■ WORK TO BE COMPLETED
Your task is to repeat all of the material exactly.

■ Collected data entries
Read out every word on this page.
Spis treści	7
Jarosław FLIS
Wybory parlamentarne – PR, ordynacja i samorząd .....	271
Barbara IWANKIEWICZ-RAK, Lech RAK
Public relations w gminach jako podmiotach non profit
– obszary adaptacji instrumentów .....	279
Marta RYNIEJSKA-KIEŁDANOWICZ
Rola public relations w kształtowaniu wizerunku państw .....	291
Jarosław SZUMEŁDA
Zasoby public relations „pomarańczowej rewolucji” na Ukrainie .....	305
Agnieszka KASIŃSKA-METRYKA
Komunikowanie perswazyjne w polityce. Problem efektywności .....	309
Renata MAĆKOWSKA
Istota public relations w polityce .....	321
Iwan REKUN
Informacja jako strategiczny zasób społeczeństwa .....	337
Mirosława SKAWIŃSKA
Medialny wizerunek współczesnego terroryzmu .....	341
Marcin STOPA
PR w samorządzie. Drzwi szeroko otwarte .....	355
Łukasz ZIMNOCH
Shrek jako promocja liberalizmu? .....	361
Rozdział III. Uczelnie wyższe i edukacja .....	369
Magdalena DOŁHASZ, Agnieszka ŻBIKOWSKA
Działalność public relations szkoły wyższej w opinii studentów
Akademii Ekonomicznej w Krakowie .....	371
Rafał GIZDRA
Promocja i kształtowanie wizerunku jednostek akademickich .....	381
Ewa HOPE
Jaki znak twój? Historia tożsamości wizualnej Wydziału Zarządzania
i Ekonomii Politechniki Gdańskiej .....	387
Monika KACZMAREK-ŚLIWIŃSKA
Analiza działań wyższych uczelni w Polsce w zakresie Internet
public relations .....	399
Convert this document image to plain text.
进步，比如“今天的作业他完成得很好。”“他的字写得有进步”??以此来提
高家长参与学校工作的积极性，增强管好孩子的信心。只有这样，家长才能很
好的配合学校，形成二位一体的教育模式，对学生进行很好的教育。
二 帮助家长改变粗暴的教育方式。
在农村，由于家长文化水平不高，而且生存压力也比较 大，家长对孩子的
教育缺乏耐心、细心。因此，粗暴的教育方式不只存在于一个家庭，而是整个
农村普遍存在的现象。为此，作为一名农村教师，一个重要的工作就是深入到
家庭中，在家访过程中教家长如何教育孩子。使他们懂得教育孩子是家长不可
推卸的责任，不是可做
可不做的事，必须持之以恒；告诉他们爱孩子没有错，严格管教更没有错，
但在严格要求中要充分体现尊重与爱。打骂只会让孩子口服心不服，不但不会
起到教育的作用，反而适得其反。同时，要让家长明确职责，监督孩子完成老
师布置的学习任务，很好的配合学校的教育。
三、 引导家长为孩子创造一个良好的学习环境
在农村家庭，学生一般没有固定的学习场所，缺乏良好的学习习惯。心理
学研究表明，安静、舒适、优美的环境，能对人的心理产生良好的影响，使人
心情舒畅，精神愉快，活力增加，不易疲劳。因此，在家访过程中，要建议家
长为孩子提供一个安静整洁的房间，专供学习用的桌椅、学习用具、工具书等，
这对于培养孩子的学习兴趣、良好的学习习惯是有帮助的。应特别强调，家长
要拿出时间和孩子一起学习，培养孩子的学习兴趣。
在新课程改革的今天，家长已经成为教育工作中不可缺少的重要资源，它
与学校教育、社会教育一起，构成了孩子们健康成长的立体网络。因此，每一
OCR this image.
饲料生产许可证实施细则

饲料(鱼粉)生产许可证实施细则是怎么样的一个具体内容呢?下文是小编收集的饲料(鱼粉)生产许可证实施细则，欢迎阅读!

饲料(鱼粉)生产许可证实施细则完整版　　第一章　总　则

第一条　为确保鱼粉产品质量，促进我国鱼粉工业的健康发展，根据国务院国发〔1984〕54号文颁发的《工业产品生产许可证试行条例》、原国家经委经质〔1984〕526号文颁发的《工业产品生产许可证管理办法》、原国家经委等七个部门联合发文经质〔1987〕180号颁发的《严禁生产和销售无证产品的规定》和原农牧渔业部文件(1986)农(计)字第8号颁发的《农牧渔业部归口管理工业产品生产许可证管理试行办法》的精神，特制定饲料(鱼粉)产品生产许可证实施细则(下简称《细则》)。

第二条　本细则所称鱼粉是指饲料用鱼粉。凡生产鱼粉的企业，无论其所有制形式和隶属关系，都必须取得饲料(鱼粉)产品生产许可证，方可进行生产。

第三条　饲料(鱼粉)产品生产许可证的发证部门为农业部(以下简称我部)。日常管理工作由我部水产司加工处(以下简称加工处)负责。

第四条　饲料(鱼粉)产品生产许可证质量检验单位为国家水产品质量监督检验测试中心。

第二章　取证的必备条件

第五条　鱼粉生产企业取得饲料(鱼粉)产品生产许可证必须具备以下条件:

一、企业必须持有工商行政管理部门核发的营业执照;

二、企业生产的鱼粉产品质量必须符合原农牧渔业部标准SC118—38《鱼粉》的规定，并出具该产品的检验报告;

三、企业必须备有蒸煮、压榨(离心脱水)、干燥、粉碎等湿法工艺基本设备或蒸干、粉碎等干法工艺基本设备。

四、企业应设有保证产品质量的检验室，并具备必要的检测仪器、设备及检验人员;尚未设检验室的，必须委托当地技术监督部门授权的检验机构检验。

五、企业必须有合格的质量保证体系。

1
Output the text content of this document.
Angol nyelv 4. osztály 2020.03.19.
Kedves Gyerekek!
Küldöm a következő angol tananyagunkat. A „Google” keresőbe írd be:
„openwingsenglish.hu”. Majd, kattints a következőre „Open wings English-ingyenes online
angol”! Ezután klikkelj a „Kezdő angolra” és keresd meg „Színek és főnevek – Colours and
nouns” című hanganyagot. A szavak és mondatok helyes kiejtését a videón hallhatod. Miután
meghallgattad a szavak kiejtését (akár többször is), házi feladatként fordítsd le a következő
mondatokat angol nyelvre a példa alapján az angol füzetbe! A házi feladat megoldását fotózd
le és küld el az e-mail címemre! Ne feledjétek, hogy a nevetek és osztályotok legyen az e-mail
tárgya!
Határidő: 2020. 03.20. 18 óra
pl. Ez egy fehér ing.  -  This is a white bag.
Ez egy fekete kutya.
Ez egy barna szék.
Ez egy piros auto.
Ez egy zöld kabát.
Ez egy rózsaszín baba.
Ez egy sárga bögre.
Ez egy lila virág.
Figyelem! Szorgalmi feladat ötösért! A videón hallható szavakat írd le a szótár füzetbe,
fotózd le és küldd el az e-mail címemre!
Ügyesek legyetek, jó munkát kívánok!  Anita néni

■ EXERCISE SOLUTION
Read out every word on this page.
Spis treści	7
Jarosław FLIS
Wybory parlamentarne – PR, ordynacja i samorząd .....	271
Barbara IWANKIEWICZ-RAK, Lech RAK
Public relations w gminach jako podmiotach non profit
– obszary adaptacji instrumentów .....	279
Marta RYNIEJSKA-KIEŁDANOWICZ
Rola public relations w kształtowaniu wizerunku państw .....	291
Jarosław SZUMEŁDA
Zasoby public relations „pomarańczowej rewolucji” na Ukrainie .....	305
Agnieszka KASIŃSKA-METRYKA
Komunikowanie perswazyjne w polityce. Problem efektywności .....	309
Renata MAĆKOWSKA
Istota public relations w polityce .....	321
Iwan REKUN
Informacja jako strategiczny zasób społeczeństwa .....	337
Mirosława SKAWIŃSKA
Medialny wizerunek współczesnego terroryzmu .....	341
Marcin STOPA
PR w samorządzie. Drzwi szeroko otwarte .....	355
Łukasz ZIMNOCH
Shrek jako promocja liberalizmu? .....	361
Rozdział III. Uczelnie wyższe i edukacja .....	369
Magdalena DOŁHASZ, Agnieszka ŻBIKOWSKA
Działalność public relations szkoły wyższej w opinii studentów
Akademii Ekonomicznej w Krakowie .....	371
Rafał GIZDRA
Promocja i kształtowanie wizerunku jednostek akademickich .....	381
Ewa HOPE
Jaki znak twój? Historia tożsamości wizualnej Wydziału Zarządzania
i Ekonomii Politechniki Gdańskiej .....	387
Monika KACZMAREK-ŚLIWIŃSKA
Analiza działań wyższych uczelni w Polsce w zakresie Internet
public relations .....	399
Convert this document image to plain text.
进步，比如“今天的作业他完成得很好。”“他的字写得有进步”??以此来提
高家长参与学校工作的积极性，增强管好孩子的信心。只有这样，家长才能很
好的配合学校，形成二位一体的教育模式，对学生进行很好的教育。
二 帮助家长改变粗暴的教育方式。
在农村，由于家长文化水平不高，而且生存压力也比较 大，家长对孩子的
教育缺乏耐心、细心。因此，粗暴的教育方式不只存在于一个家庭，而是整个
农村普遍存在的现象。为此，作为一名农村教师，一个重要的工作就是深入到
家庭中，在家访过程中教家长如何教育孩子。使他们懂得教育孩子是家长不可
推卸的责任，不是可做
可不做的事，必须持之以恒；告诉他们爱孩子没有错，严格管教更没有错，
但在严格要求中要充分体现尊重与爱。打骂只会让孩子口服心不服，不但不会
起到教育的作用，反而适得其反。同时，要让家长明确职责，监督孩子完成老
师布置的学习任务，很好的配合学校的教育。
三、 引导家长为孩子创造一个良好的学习环境
在农村家庭，学生一般没有固定的学习场所，缺乏良好的学习习惯。心理
学研究表明，安静、舒适、优美的环境，能对人的心理产生良好的影响，使人
心情舒畅，精神愉快，活力增加，不易疲劳。因此，在家访过程中，要建议家
长为孩子提供一个安静整洁的房间，专供学习用的桌椅、学习用具、工具书等，
这对于培养孩子的学习兴趣、良好的学习习惯是有帮助的。应特别强调，家长
要拿出时间和孩子一起学习，培养孩子的学习兴趣。
在新课程改革的今天，家长已经成为教育工作中不可缺少的重要资源，它
与学校教育、社会教育一起，构成了孩子们健康成长的立体网络。因此，每一
OCR this image.
饲料生产许可证实施细则

饲料(鱼粉)生产许可证实施细则是怎么样的一个具体内容呢?下文是小编收集的饲料(鱼粉)生产许可证实施细则，欢迎阅读!

饲料(鱼粉)生产许可证实施细则完整版　　第一章　总　则

第一条　为确保鱼粉产品质量，促进我国鱼粉工业的健康发展，根据国务院国发〔1984〕54号文颁发的《工业产品生产许可证试行条例》、原国家经委经质〔1984〕526号文颁发的《工业产品生产许可证管理办法》、原国家经委等七个部门联合发文经质〔1987〕180号颁发的《严禁生产和销售无证产品的规定》和原农牧渔业部文件(1986)农(计)字第8号颁发的《农牧渔业部归口管理工业产品生产许可证管理试行办法》的精神，特制定饲料(鱼粉)产品生产许可证实施细则(下简称《细则》)。

第二条　本细则所称鱼粉是指饲料用鱼粉。凡生产鱼粉的企业，无论其所有制形式和隶属关系，都必须取得饲料(鱼粉)产品生产许可证，方可进行生产。

第三条　饲料(鱼粉)产品生产许可证的发证部门为农业部(以下简称我部)。日常管理工作由我部水产司加工处(以下简称加工处)负责。

第四条　饲料(鱼粉)产品生产许可证质量检验单位为国家水产品质量监督检验测试中心。

第二章　取证的必备条件

第五条　鱼粉生产企业取得饲料(鱼粉)产品生产许可证必须具备以下条件:

一、企业必须持有工商行政管理部门核发的营业执照;

二、企业生产的鱼粉产品质量必须符合原农牧渔业部标准SC118—38《鱼粉》的规定，并出具该产品的检验报告;

三、企业必须备有蒸煮、压榨(离心脱水)、干燥、粉碎等湿法工艺基本设备或蒸干、粉碎等干法工艺基本设备。

四、企业应设有保证产品质量的检验室，并具备必要的检测仪器、设备及检验人员;尚未设检验室的，必须委托当地技术监督部门授权的检验机构检验。

五、企业必须有合格的质量保证体系。

1
Output the text content of this document.
Angol nyelv 4. osztály 2020.03.19.
Kedves Gyerekek!
Küldöm a következő angol tananyagunkat. A „Google” keresőbe írd be:
„openwingsenglish.hu”. Majd, kattints a következőre „Open wings English-ingyenes online
angol”! Ezután klikkelj a „Kezdő angolra” és keresd meg „Színek és főnevek – Colours and
nouns” című hanganyagot. A szavak és mondatok helyes kiejtését a videón hallhatod. Miután
meghallgattad a szavak kiejtését (akár többször is), házi feladatként fordítsd le a következő
mondatokat angol nyelvre a példa alapján az angol füzetbe! A házi feladat megoldását fotózd
le és küld el az e-mail címemre! Ne feledjétek, hogy a nevetek és osztályotok legyen az e-mail
tárgya!
Határidő: 2020. 03.20. 18 óra
pl. Ez egy fehér ing.  -  This is a white bag.
Ez egy fekete kutya.
Ez egy barna szék.
Ez egy piros auto.
Ez egy zöld kabát.
Ez egy rózsaszín baba.
Ez egy sárga bögre.
Ez egy lila virág.
Figyelem! Szorgalmi feladat ötösért! A videón hallható szavakat írd le a szótár füzetbe,
fotózd le és küldd el az e-mail címemre!
Ügyesek legyetek, jó munkát kívánok!  Anita néni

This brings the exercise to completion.